**WHAT THE EXERCISE ASKS:** Set down every entry word for word. Omit the pictures.

**ENTRIES SUPPLIED:**
══════════

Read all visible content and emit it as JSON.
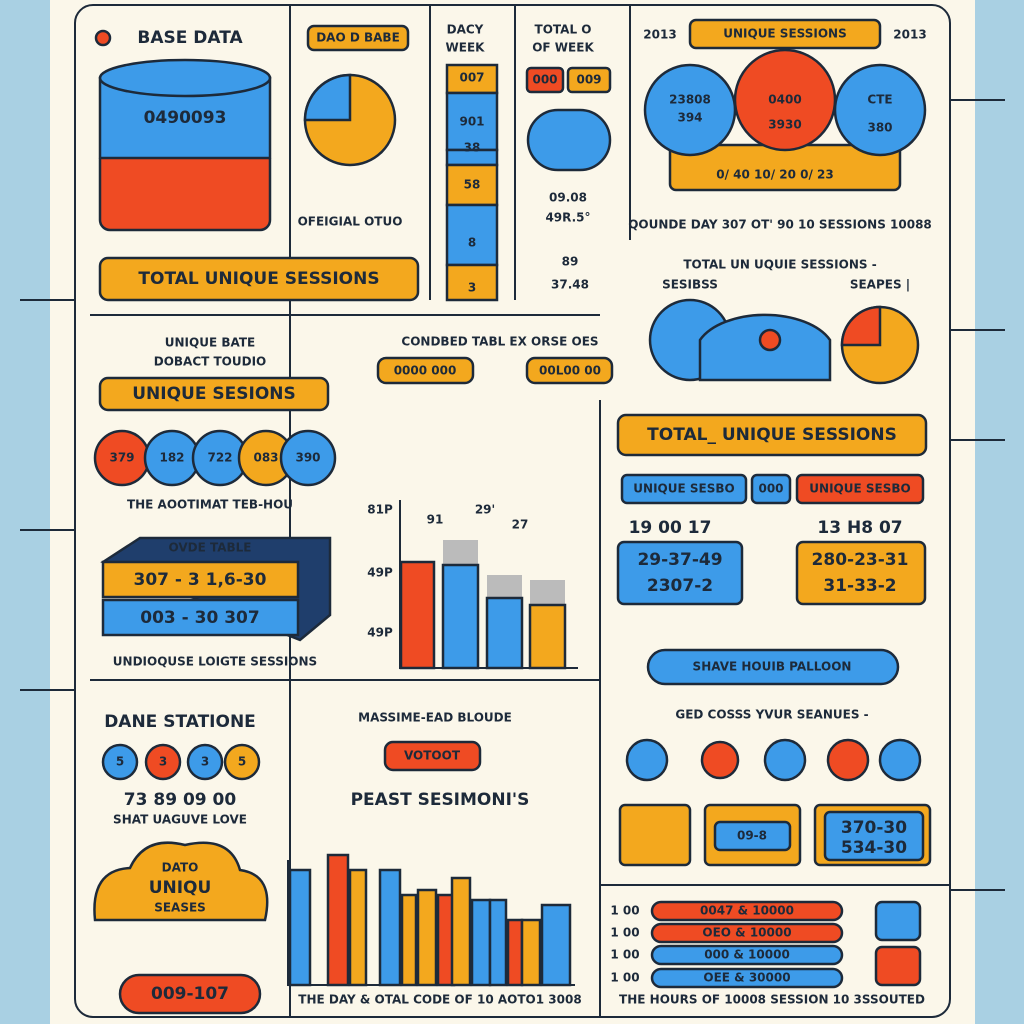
{
  "base_data": {
    "title": "BASE DATA",
    "cylinder": "0490093",
    "button": "TOTAL UNIQUE SESSIONS"
  },
  "pie_panel": {
    "button": "DAO D BABE",
    "caption": "OFEIGIAL OTUO"
  },
  "week_column": {
    "title": [
      "DACY",
      "WEEK"
    ],
    "stack": [
      "007",
      "901",
      "38",
      "58",
      "8",
      "3"
    ]
  },
  "week_total": {
    "title": [
      "TOTAL O",
      "OF WEEK"
    ],
    "tags": [
      "000",
      "009"
    ],
    "values": [
      "09.08",
      "49R.5°"
    ],
    "bottom": [
      "89",
      "37.48"
    ]
  },
  "venn": {
    "years": [
      "2013",
      "2013"
    ],
    "title": "UNIQUE SESSIONS",
    "circles": [
      [
        "23808",
        "394"
      ],
      [
        "0400",
        "3930"
      ],
      [
        "CTE",
        "380"
      ]
    ],
    "bar": "0/ 40 10/ 20 0/ 23",
    "caption": "QOUNDE DAY 307 OT' 90 10 SESSIONS 10088"
  },
  "gauge": {
    "title": "TOTAL UN UQUIE SESSIONS -",
    "left": "SESIBSS",
    "right": "SEAPES |"
  },
  "unique_rate": {
    "title": [
      "UNIQUE BATE",
      "DOBACT TOUDIO"
    ],
    "button": "UNIQUE SESIONS",
    "circles": [
      "379",
      "182",
      "722",
      "083",
      "390"
    ],
    "caption": "THE AOOTIMAT TEB-HOU"
  },
  "ovde_table": {
    "title": "OVDE TABLE",
    "rows": [
      "307 - 3 1,6-30",
      "003 - 30 307"
    ],
    "caption": "UNDIOQUSE LOIGTE SESSIONS"
  },
  "combined": {
    "title": "CONDBED TABL EX ORSE OES",
    "buttons": [
      "0000 000",
      "00L00 00"
    ],
    "labels": [
      "81P",
      "91",
      "29'",
      "27",
      "49P",
      "49P"
    ]
  },
  "total_panel": {
    "title": "TOTAL_ UNIQUE SESSIONS",
    "tags": [
      "UNIQUE SESBO",
      "000",
      "UNIQUE SESBO"
    ],
    "numbers": [
      "19 00 17",
      "13 H8 07"
    ],
    "boxes": [
      [
        "29-37-49",
        "2307-2"
      ],
      [
        "280-23-31",
        "31-33-2"
      ]
    ],
    "pill": "SHAVE HOUIB PALLOON",
    "subtitle": "GED COSSS YVUR SEANUES -",
    "cards": [
      "09-8",
      "370-30",
      "534-30"
    ]
  },
  "stations": {
    "title": "DANE STATIONE",
    "dots": [
      "5",
      "3",
      "3",
      "5"
    ],
    "numbers": "73 89 09 00",
    "caption": "SHAT UAGUVE LOVE",
    "cloud": [
      "DATO",
      "UNIQU",
      "SEASES"
    ],
    "pill": "009-107"
  },
  "peak": {
    "title": "MASSIME-EAD BLOUDE",
    "tag": "VOTOOT",
    "subtitle": "PEAST SESIMONI'S",
    "caption": "THE DAY & OTAL CODE OF 10 AOTO1 3008"
  },
  "hours": {
    "labels": [
      "1 00",
      "1 00",
      "1 00",
      "1 00"
    ],
    "bars": [
      "0047 & 10000",
      "OEO & 10000",
      "000 & 10000",
      "OEE & 30000"
    ],
    "caption": "THE HOURS OF 10008 SESSION 10 3SSOUTED"
  }
}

══════════

**EXERCISE RESULT:**
Read all visible content and emit it as JSON.
{
  "base_data": {
    "title": "BASE DATA",
    "cylinder": "0490093",
    "button": "TOTAL UNIQUE SESSIONS"
  },
  "pie_panel": {
    "button": "DAO D BABE",
    "caption": "OFEIGIAL OTUO"
  },
  "week_column": {
    "title": [
      "DACY",
      "WEEK"
    ],
    "stack": [
      "007",
      "901",
      "38",
      "58",
      "8",
      "3"
    ]
  },
  "week_total": {
    "title": [
      "TOTAL O",
      "OF WEEK"
    ],
    "tags": [
      "000",
      "009"
    ],
    "values": [
      "09.08",
      "49R.5°"
    ],
    "bottom": [
      "89",
      "37.48"
    ]
  },
  "venn": {
    "years": [
      "2013",
      "2013"
    ],
    "title": "UNIQUE SESSIONS",
    "circles": [
      [
        "23808",
        "394"
      ],
      [
        "0400",
        "3930"
      ],
      [
        "CTE",
        "380"
      ]
    ],
    "bar": "0/ 40 10/ 20 0/ 23",
    "caption": "QOUNDE DAY 307 OT' 90 10 SESSIONS 10088"
  },
  "gauge": {
    "title": "TOTAL UN UQUIE SESSIONS -",
    "left": "SESIBSS",
    "right": "SEAPES |"
  },
  "unique_rate": {
    "title": [
      "UNIQUE BATE",
      "DOBACT TOUDIO"
    ],
    "button": "UNIQUE SESIONS",
    "circles": [
      "379",
      "182",
      "722",
      "083",
      "390"
    ],
    "caption": "THE AOOTIMAT TEB-HOU"
  },
  "ovde_table": {
    "title": "OVDE TABLE",
    "rows": [
      "307 - 3 1,6-30",
      "003 - 30 307"
    ],
    "caption": "UNDIOQUSE LOIGTE SESSIONS"
  },
  "combined": {
    "title": "CONDBED TABL EX ORSE OES",
    "buttons": [
      "0000 000",
      "00L00 00"
    ],
    "labels": [
      "81P",
      "91",
      "29'",
      "27",
      "49P",
      "49P"
    ]
  },
  "total_panel": {
    "title": "TOTAL_ UNIQUE SESSIONS",
    "tags": [
      "UNIQUE SESBO",
      "000",
      "UNIQUE SESBO"
    ],
    "numbers": [
      "19 00 17",
      "13 H8 07"
    ],
    "boxes": [
      [
        "29-37-49",
        "2307-2"
      ],
      [
        "280-23-31",
        "31-33-2"
      ]
    ],
    "pill": "SHAVE HOUIB PALLOON",
    "subtitle": "GED COSSS YVUR SEANUES -",
    "cards": [
      "09-8",
      "370-30",
      "534-30"
    ]
  },
  "stations": {
    "title": "DANE STATIONE",
    "dots": [
      "5",
      "3",
      "3",
      "5"
    ],
    "numbers": "73 89 09 00",
    "caption": "SHAT UAGUVE LOVE",
    "cloud": [
      "DATO",
      "UNIQU",
      "SEASES"
    ],
    "pill": "009-107"
  },
  "peak": {
    "title": "MASSIME-EAD BLOUDE",
    "tag": "VOTOOT",
    "subtitle": "PEAST SESIMONI'S",
    "caption": "THE DAY & OTAL CODE OF 10 AOTO1 3008"
  },
  "hours": {
    "labels": [
      "1 00",
      "1 00",
      "1 00",
      "1 00"
    ],
    "bars": [
      "0047 & 10000",
      "OEO & 10000",
      "000 & 10000",
      "OEE & 30000"
    ],
    "caption": "THE HOURS OF 10008 SESSION 10 3SSOUTED"
  }
}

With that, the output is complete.